- **Problem description**
Can all of these lines be returned exactly?

- **Data listing**
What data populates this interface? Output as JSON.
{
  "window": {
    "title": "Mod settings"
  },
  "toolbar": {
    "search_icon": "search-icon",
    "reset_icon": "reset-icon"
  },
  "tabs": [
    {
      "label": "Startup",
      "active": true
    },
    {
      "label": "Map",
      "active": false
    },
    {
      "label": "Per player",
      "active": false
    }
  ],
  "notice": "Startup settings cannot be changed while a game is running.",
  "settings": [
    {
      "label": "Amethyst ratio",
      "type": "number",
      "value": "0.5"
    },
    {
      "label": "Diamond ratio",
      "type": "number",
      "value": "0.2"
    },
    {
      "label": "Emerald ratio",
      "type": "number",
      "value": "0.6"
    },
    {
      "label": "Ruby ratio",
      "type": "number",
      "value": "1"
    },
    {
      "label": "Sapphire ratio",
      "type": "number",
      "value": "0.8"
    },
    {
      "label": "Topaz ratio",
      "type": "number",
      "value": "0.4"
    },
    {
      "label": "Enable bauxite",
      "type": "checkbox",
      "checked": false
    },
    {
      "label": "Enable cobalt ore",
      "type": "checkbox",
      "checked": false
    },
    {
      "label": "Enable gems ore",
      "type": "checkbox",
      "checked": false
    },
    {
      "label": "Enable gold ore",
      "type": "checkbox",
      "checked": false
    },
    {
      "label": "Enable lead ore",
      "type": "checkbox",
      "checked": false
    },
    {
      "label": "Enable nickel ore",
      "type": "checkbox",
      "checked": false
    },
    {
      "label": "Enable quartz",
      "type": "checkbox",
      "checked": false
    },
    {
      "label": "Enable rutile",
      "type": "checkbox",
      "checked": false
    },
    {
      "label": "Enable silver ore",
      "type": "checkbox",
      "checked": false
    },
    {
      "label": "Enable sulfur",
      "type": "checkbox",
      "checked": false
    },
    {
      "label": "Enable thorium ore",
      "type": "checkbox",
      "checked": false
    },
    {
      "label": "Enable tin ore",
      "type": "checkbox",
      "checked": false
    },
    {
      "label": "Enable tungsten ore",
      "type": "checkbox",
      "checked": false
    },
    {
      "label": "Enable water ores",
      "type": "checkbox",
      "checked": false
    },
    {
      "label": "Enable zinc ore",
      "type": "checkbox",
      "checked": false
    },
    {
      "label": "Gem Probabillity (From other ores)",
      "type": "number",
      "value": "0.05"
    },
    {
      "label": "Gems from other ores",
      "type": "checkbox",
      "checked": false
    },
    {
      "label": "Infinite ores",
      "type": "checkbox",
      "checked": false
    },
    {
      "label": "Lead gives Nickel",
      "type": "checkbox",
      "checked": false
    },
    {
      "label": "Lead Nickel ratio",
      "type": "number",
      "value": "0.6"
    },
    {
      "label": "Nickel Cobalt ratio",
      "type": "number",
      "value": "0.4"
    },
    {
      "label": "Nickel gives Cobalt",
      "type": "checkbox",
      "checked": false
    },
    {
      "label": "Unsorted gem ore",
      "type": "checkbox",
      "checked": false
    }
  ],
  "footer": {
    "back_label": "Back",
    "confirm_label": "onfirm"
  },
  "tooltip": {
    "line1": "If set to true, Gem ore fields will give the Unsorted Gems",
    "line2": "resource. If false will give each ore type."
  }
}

- **Written response**
What data populates this interface? Output as JSON.
{
  "window": {
    "title": "Mod settings"
  },
  "toolbar": {
    "search_icon": "search-icon",
    "reset_icon": "reset-icon"
  },
  "tabs": [
    {
      "label": "Startup",
      "active": true
    },
    {
      "label": "Map",
      "active": false
    },
    {
      "label": "Per player",
      "active": false
    }
  ],
  "notice": "Startup settings cannot be changed while a game is running.",
  "settings": [
    {
      "label": "Amethyst ratio",
      "type": "number",
      "value": "0.5"
    },
    {
      "label": "Diamond ratio",
      "type": "number",
      "value": "0.2"
    },
    {
      "label": "Emerald ratio",
      "type": "number",
      "value": "0.6"
    },
    {
      "label": "Ruby ratio",
      "type": "number",
      "value": "1"
    },
    {
      "label": "Sapphire ratio",
      "type": "number",
      "value": "0.8"
    },
    {
      "label": "Topaz ratio",
      "type": "number",
      "value": "0.4"
    },
    {
      "label": "Enable bauxite",
      "type": "checkbox",
      "checked": false
    },
    {
      "label": "Enable cobalt ore",
      "type": "checkbox",
      "checked": false
    },
    {
      "label": "Enable gems ore",
      "type": "checkbox",
      "checked": false
    },
    {
      "label": "Enable gold ore",
      "type": "checkbox",
      "checked": false
    },
    {
      "label": "Enable lead ore",
      "type": "checkbox",
      "checked": false
    },
    {
      "label": "Enable nickel ore",
      "type": "checkbox",
      "checked": false
    },
    {
      "label": "Enable quartz",
      "type": "checkbox",
      "checked": false
    },
    {
      "label": "Enable rutile",
      "type": "checkbox",
      "checked": false
    },
    {
      "label": "Enable silver ore",
      "type": "checkbox",
      "checked": false
    },
    {
      "label": "Enable sulfur",
      "type": "checkbox",
      "checked": false
    },
    {
      "label": "Enable thorium ore",
      "type": "checkbox",
      "checked": false
    },
    {
      "label": "Enable tin ore",
      "type": "checkbox",
      "checked": false
    },
    {
      "label": "Enable tungsten ore",
      "type": "checkbox",
      "checked": false
    },
    {
      "label": "Enable water ores",
      "type": "checkbox",
      "checked": false
    },
    {
      "label": "Enable zinc ore",
      "type": "checkbox",
      "checked": false
    },
    {
      "label": "Gem Probabillity (From other ores)",
      "type": "number",
      "value": "0.05"
    },
    {
      "label": "Gems from other ores",
      "type": "checkbox",
      "checked": false
    },
    {
      "label": "Infinite ores",
      "type": "checkbox",
      "checked": false
    },
    {
      "label": "Lead gives Nickel",
      "type": "checkbox",
      "checked": false
    },
    {
      "label": "Lead Nickel ratio",
      "type": "number",
      "value": "0.6"
    },
    {
      "label": "Nickel Cobalt ratio",
      "type": "number",
      "value": "0.4"
    },
    {
      "label": "Nickel gives Cobalt",
      "type": "checkbox",
      "checked": false
    },
    {
      "label": "Unsorted gem ore",
      "type": "checkbox",
      "checked": false
    }
  ],
  "footer": {
    "back_label": "Back",
    "confirm_label": "onfirm"
  },
  "tooltip": {
    "line1": "If set to true, Gem ore fields will give the Unsorted Gems",
    "line2": "resource. If false will give each ore type."
  }
}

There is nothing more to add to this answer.